◆ STATED PROBLEM: Reproduce this listing in full.

Data excerpts
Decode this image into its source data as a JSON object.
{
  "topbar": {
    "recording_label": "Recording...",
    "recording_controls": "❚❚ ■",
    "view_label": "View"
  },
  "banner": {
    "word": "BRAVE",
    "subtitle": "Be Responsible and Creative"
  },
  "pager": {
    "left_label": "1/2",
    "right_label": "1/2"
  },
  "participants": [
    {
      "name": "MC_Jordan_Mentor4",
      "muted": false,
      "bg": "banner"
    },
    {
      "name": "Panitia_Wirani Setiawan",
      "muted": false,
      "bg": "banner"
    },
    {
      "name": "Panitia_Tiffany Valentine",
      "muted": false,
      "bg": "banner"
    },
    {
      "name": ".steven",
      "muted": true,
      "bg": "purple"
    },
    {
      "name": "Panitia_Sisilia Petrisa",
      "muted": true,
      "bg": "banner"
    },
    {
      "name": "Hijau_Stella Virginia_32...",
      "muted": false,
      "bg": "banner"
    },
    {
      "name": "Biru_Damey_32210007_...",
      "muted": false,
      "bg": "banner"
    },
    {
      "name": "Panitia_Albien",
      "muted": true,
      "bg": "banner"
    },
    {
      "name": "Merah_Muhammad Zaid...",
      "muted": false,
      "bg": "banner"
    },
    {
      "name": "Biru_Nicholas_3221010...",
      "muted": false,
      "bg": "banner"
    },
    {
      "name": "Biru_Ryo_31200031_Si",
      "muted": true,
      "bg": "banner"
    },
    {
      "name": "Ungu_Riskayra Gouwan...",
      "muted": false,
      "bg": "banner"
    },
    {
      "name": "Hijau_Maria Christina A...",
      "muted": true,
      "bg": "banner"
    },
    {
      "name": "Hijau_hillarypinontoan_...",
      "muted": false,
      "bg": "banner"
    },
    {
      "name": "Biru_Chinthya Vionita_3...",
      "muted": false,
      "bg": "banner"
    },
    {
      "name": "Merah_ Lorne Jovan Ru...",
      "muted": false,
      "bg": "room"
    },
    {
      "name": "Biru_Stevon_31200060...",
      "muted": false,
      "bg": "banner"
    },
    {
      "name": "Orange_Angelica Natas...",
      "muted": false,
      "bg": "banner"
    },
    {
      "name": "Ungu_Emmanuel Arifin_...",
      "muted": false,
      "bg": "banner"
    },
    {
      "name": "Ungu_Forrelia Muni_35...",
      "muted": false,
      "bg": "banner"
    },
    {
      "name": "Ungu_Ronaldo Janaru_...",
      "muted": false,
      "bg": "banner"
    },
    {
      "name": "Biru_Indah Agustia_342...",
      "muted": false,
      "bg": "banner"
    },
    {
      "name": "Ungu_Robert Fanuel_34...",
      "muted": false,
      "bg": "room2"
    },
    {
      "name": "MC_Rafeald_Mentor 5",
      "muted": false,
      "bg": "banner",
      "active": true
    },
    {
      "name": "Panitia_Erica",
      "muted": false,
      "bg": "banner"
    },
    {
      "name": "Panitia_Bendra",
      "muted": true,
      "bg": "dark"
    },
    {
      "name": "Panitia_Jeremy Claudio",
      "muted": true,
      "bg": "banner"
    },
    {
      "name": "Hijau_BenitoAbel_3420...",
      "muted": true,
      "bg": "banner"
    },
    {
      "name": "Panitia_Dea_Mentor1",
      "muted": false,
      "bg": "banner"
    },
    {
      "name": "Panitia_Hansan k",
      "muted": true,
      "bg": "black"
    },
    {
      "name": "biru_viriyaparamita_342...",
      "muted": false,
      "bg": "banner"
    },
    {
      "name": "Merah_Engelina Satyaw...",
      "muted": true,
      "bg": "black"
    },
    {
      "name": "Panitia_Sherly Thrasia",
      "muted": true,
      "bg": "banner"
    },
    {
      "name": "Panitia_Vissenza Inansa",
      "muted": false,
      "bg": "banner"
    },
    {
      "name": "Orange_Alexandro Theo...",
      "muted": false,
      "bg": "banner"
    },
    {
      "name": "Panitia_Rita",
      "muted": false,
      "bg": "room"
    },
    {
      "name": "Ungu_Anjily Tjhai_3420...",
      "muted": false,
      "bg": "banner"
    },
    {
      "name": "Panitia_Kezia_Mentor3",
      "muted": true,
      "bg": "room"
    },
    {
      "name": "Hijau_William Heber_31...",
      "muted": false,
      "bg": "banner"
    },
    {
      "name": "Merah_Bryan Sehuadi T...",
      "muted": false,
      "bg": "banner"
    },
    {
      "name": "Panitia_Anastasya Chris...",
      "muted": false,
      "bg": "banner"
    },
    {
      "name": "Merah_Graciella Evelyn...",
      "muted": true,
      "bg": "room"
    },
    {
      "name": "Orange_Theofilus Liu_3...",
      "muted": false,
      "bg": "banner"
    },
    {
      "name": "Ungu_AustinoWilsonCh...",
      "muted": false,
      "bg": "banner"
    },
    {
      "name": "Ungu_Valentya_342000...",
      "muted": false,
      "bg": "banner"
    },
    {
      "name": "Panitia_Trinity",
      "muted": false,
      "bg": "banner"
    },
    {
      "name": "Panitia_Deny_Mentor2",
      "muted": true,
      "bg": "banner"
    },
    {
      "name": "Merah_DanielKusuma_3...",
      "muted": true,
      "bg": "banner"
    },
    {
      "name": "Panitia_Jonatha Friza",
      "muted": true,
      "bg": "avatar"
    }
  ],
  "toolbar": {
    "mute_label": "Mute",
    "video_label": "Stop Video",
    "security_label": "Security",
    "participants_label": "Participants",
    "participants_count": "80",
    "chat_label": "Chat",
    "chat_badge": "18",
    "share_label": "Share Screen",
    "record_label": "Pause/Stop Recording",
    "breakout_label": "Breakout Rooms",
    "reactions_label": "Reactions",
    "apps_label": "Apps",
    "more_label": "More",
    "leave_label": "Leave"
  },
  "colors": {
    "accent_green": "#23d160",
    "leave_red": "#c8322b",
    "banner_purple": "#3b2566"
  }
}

◆ RESULT OF THIS TASK:
Decode this image into its source data as a JSON object.
{
  "topbar": {
    "recording_label": "Recording...",
    "recording_controls": "❚❚ ■",
    "view_label": "View"
  },
  "banner": {
    "word": "BRAVE",
    "subtitle": "Be Responsible and Creative"
  },
  "pager": {
    "left_label": "1/2",
    "right_label": "1/2"
  },
  "participants": [
    {
      "name": "MC_Jordan_Mentor4",
      "muted": false,
      "bg": "banner"
    },
    {
      "name": "Panitia_Wirani Setiawan",
      "muted": false,
      "bg": "banner"
    },
    {
      "name": "Panitia_Tiffany Valentine",
      "muted": false,
      "bg": "banner"
    },
    {
      "name": ".steven",
      "muted": true,
      "bg": "purple"
    },
    {
      "name": "Panitia_Sisilia Petrisa",
      "muted": true,
      "bg": "banner"
    },
    {
      "name": "Hijau_Stella Virginia_32...",
      "muted": false,
      "bg": "banner"
    },
    {
      "name": "Biru_Damey_32210007_...",
      "muted": false,
      "bg": "banner"
    },
    {
      "name": "Panitia_Albien",
      "muted": true,
      "bg": "banner"
    },
    {
      "name": "Merah_Muhammad Zaid...",
      "muted": false,
      "bg": "banner"
    },
    {
      "name": "Biru_Nicholas_3221010...",
      "muted": false,
      "bg": "banner"
    },
    {
      "name": "Biru_Ryo_31200031_Si",
      "muted": true,
      "bg": "banner"
    },
    {
      "name": "Ungu_Riskayra Gouwan...",
      "muted": false,
      "bg": "banner"
    },
    {
      "name": "Hijau_Maria Christina A...",
      "muted": true,
      "bg": "banner"
    },
    {
      "name": "Hijau_hillarypinontoan_...",
      "muted": false,
      "bg": "banner"
    },
    {
      "name": "Biru_Chinthya Vionita_3...",
      "muted": false,
      "bg": "banner"
    },
    {
      "name": "Merah_ Lorne Jovan Ru...",
      "muted": false,
      "bg": "room"
    },
    {
      "name": "Biru_Stevon_31200060...",
      "muted": false,
      "bg": "banner"
    },
    {
      "name": "Orange_Angelica Natas...",
      "muted": false,
      "bg": "banner"
    },
    {
      "name": "Ungu_Emmanuel Arifin_...",
      "muted": false,
      "bg": "banner"
    },
    {
      "name": "Ungu_Forrelia Muni_35...",
      "muted": false,
      "bg": "banner"
    },
    {
      "name": "Ungu_Ronaldo Janaru_...",
      "muted": false,
      "bg": "banner"
    },
    {
      "name": "Biru_Indah Agustia_342...",
      "muted": false,
      "bg": "banner"
    },
    {
      "name": "Ungu_Robert Fanuel_34...",
      "muted": false,
      "bg": "room2"
    },
    {
      "name": "MC_Rafeald_Mentor 5",
      "muted": false,
      "bg": "banner",
      "active": true
    },
    {
      "name": "Panitia_Erica",
      "muted": false,
      "bg": "banner"
    },
    {
      "name": "Panitia_Bendra",
      "muted": true,
      "bg": "dark"
    },
    {
      "name": "Panitia_Jeremy Claudio",
      "muted": true,
      "bg": "banner"
    },
    {
      "name": "Hijau_BenitoAbel_3420...",
      "muted": true,
      "bg": "banner"
    },
    {
      "name": "Panitia_Dea_Mentor1",
      "muted": false,
      "bg": "banner"
    },
    {
      "name": "Panitia_Hansan k",
      "muted": true,
      "bg": "black"
    },
    {
      "name": "biru_viriyaparamita_342...",
      "muted": false,
      "bg": "banner"
    },
    {
      "name": "Merah_Engelina Satyaw...",
      "muted": true,
      "bg": "black"
    },
    {
      "name": "Panitia_Sherly Thrasia",
      "muted": true,
      "bg": "banner"
    },
    {
      "name": "Panitia_Vissenza Inansa",
      "muted": false,
      "bg": "banner"
    },
    {
      "name": "Orange_Alexandro Theo...",
      "muted": false,
      "bg": "banner"
    },
    {
      "name": "Panitia_Rita",
      "muted": false,
      "bg": "room"
    },
    {
      "name": "Ungu_Anjily Tjhai_3420...",
      "muted": false,
      "bg": "banner"
    },
    {
      "name": "Panitia_Kezia_Mentor3",
      "muted": true,
      "bg": "room"
    },
    {
      "name": "Hijau_William Heber_31...",
      "muted": false,
      "bg": "banner"
    },
    {
      "name": "Merah_Bryan Sehuadi T...",
      "muted": false,
      "bg": "banner"
    },
    {
      "name": "Panitia_Anastasya Chris...",
      "muted": false,
      "bg": "banner"
    },
    {
      "name": "Merah_Graciella Evelyn...",
      "muted": true,
      "bg": "room"
    },
    {
      "name": "Orange_Theofilus Liu_3...",
      "muted": false,
      "bg": "banner"
    },
    {
      "name": "Ungu_AustinoWilsonCh...",
      "muted": false,
      "bg": "banner"
    },
    {
      "name": "Ungu_Valentya_342000...",
      "muted": false,
      "bg": "banner"
    },
    {
      "name": "Panitia_Trinity",
      "muted": false,
      "bg": "banner"
    },
    {
      "name": "Panitia_Deny_Mentor2",
      "muted": true,
      "bg": "banner"
    },
    {
      "name": "Merah_DanielKusuma_3...",
      "muted": true,
      "bg": "banner"
    },
    {
      "name": "Panitia_Jonatha Friza",
      "muted": true,
      "bg": "avatar"
    }
  ],
  "toolbar": {
    "mute_label": "Mute",
    "video_label": "Stop Video",
    "security_label": "Security",
    "participants_label": "Participants",
    "participants_count": "80",
    "chat_label": "Chat",
    "chat_badge": "18",
    "share_label": "Share Screen",
    "record_label": "Pause/Stop Recording",
    "breakout_label": "Breakout Rooms",
    "reactions_label": "Reactions",
    "apps_label": "Apps",
    "more_label": "More",
    "leave_label": "Leave"
  },
  "colors": {
    "accent_green": "#23d160",
    "leave_red": "#c8322b",
    "banner_purple": "#3b2566"
  }
}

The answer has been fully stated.